--- start ---

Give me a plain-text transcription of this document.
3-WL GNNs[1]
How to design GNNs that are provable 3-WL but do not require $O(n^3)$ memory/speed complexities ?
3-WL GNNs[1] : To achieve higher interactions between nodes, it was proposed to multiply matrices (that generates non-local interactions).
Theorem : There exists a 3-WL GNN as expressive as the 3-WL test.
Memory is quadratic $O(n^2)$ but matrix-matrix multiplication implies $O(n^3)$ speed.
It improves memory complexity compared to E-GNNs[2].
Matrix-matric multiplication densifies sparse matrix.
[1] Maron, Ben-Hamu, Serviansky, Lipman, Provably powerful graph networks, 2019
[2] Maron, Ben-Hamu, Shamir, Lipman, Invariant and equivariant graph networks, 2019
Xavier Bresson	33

--- end ---

PROBLEM TO SOLVE
Write the listing out again, exactly as it reads.

ANSWER IN FULL
Give me a plain-text transcription of this document.
3-WL GNNs[1]
How to design GNNs that are provable 3-WL but do not require $O(n^3)$ memory/speed complexities ?
3-WL GNNs[1] : To achieve higher interactions between nodes, it was proposed to multiply matrices (that generates non-local interactions).
Theorem : There exists a 3-WL GNN as expressive as the 3-WL test.
Memory is quadratic $O(n^2)$ but matrix-matrix multiplication implies $O(n^3)$ speed.
It improves memory complexity compared to E-GNNs[2].
Matrix-matric multiplication densifies sparse matrix.
[1] Maron, Ben-Hamu, Serviansky, Lipman, Provably powerful graph networks, 2019
[2] Maron, Ben-Hamu, Shamir, Lipman, Invariant and equivariant graph networks, 2019
Xavier Bresson	33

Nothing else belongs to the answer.